▶ _WRITTEN TASK_:
Search the material below for the string "SMAPE" and extract each line that has it.

• • • • •

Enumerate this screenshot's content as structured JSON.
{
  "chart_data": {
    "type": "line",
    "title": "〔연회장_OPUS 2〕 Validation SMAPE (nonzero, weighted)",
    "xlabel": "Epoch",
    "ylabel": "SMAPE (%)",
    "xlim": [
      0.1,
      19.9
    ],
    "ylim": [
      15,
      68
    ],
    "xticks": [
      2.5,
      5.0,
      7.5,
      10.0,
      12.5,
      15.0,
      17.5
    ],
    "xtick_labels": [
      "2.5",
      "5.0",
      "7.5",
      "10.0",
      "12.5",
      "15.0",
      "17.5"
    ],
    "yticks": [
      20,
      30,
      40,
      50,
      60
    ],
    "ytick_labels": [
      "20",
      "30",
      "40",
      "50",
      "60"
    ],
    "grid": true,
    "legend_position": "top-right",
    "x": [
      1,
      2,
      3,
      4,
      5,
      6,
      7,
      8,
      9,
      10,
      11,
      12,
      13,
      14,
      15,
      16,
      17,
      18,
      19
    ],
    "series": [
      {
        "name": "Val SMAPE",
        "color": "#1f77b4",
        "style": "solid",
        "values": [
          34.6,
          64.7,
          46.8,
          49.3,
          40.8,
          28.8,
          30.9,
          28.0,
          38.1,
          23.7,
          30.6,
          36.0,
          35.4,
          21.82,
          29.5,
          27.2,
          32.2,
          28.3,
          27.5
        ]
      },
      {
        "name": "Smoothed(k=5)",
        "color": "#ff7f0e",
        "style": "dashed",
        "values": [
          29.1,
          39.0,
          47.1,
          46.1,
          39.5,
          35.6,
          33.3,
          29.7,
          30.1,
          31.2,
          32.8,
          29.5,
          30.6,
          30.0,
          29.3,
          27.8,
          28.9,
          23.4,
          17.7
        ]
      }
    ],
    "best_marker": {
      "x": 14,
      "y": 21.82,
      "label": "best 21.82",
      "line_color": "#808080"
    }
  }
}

• • • • •

▶ _FINISHED EXERCISE_:
    "title": "〔연회장_OPUS 2〕 Validation SMAPE (nonzero, weighted)",
    "ylabel": "SMAPE (%)",
        "name": "Val SMAPE",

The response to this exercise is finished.